Task prompt:
Scan the material that follows. Copy every line containing the word "مجاز".

(A run of records)
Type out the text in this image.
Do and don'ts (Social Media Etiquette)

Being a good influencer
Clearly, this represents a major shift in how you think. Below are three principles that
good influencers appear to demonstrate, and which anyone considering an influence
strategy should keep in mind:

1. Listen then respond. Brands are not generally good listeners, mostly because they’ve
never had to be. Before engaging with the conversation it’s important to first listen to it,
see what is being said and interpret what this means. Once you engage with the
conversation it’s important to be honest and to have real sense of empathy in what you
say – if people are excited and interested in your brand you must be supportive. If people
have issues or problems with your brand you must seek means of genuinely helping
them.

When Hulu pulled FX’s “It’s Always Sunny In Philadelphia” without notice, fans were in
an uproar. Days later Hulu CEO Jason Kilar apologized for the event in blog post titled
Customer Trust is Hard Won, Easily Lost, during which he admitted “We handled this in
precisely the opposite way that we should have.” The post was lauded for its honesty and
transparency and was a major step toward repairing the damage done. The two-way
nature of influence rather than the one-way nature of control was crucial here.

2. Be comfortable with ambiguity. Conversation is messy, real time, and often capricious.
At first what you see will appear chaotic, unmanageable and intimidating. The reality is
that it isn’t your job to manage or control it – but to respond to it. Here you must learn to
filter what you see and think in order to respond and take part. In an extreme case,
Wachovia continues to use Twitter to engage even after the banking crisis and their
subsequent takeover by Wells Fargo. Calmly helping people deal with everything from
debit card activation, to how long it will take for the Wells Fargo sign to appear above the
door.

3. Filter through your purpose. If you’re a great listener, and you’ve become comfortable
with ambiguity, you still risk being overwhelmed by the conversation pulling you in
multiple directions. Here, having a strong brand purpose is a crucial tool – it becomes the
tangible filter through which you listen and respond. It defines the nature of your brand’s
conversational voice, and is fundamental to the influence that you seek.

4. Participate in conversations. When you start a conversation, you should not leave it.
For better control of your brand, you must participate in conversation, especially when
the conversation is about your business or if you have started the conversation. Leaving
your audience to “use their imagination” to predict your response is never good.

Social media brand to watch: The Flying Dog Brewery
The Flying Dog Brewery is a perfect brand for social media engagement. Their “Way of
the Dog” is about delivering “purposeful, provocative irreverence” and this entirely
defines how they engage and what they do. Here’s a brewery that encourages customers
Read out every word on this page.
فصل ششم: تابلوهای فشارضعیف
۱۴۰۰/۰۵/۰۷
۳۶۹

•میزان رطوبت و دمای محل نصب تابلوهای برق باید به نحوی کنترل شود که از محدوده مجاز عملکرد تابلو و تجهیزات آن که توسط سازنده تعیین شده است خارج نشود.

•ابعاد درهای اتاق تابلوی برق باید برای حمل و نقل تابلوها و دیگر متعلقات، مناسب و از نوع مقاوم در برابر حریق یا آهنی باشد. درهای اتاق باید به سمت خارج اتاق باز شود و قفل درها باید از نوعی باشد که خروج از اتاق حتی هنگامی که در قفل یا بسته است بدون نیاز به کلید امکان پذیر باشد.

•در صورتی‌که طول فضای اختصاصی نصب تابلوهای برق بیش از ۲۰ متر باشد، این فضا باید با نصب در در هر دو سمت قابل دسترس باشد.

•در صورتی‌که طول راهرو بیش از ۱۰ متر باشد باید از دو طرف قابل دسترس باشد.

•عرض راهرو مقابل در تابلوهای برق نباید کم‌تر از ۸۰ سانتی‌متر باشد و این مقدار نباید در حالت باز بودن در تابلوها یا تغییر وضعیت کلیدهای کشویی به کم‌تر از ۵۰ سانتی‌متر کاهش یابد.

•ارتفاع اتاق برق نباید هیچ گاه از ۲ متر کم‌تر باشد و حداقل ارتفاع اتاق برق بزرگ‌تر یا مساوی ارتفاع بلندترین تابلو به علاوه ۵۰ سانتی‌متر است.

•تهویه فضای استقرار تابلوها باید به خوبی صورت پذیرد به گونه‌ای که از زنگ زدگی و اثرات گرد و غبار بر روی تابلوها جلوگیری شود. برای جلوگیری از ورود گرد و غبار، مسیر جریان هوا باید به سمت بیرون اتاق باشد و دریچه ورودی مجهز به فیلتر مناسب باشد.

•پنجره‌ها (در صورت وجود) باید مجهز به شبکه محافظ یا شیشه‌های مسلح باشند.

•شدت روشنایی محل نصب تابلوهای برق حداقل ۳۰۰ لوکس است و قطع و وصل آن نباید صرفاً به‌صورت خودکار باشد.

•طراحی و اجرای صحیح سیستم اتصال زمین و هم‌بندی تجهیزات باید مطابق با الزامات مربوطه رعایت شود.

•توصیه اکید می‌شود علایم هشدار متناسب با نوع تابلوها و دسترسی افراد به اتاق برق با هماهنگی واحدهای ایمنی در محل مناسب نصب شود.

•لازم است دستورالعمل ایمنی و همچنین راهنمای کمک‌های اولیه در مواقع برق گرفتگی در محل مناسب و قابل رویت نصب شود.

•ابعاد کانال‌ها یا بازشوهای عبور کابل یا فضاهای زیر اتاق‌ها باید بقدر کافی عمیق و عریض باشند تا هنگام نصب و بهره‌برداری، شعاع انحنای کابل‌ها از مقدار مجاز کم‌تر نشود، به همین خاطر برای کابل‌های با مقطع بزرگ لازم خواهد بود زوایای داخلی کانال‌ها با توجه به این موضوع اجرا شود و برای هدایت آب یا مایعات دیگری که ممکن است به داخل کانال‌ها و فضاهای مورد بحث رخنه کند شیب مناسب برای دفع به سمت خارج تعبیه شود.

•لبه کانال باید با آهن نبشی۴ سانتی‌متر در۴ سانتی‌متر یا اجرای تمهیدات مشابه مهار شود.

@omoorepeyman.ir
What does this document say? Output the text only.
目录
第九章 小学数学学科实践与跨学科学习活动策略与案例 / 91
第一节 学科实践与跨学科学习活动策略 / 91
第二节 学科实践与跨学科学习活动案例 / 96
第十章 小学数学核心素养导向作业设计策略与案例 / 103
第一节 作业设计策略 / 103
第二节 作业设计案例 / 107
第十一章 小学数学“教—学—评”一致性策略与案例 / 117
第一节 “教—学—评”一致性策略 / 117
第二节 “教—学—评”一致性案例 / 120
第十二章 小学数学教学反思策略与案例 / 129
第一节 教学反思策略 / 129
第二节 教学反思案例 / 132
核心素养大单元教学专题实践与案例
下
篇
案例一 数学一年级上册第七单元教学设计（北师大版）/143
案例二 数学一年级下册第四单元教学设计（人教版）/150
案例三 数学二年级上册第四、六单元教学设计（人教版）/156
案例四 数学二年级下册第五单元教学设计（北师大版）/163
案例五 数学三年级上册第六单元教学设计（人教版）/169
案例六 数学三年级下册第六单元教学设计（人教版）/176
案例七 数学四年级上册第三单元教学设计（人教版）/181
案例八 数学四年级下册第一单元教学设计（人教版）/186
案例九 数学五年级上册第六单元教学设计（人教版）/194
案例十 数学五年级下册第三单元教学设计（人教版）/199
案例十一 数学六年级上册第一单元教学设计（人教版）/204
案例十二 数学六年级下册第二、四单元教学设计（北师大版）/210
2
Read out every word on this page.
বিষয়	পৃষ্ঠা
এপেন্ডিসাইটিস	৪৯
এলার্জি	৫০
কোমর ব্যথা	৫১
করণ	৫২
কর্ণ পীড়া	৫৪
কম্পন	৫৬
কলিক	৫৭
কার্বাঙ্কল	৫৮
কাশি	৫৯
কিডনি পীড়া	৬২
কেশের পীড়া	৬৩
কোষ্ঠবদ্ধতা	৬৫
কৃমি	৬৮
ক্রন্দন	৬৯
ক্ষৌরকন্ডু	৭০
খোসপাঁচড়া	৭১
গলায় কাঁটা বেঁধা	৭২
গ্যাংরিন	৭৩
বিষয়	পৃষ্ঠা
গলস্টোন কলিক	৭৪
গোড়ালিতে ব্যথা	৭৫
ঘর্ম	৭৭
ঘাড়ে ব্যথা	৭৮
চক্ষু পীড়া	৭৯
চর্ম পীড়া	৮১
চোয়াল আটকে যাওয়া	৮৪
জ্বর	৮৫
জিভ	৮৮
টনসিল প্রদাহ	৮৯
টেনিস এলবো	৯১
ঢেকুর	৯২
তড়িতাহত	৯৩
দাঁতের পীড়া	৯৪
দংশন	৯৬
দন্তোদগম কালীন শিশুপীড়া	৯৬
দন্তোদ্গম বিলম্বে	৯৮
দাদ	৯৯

Full response:
•میزان رطوبت و دمای محل نصب تابلوهای برق باید به نحوی کنترل شود که از محدوده مجاز عملکرد تابلو و تجهیزات آن که توسط سازنده تعیین شده است خارج نشود.
•ابعاد کانال‌ها یا بازشوهای عبور کابل یا فضاهای زیر اتاق‌ها باید بقدر کافی عمیق و عریض باشند تا هنگام نصب و بهره‌برداری، شعاع انحنای کابل‌ها از مقدار مجاز کم‌تر نشود، به همین خاطر برای کابل‌های با مقطع بزرگ لازم خواهد بود زوایای داخلی کانال‌ها با توجه به این موضوع اجرا شود و برای هدایت آب یا مایعات دیگری که ممکن است به داخل کانال‌ها و فضاهای مورد بحث رخنه کند شیب مناسب برای دفع به سمت خارج تعبیه شود.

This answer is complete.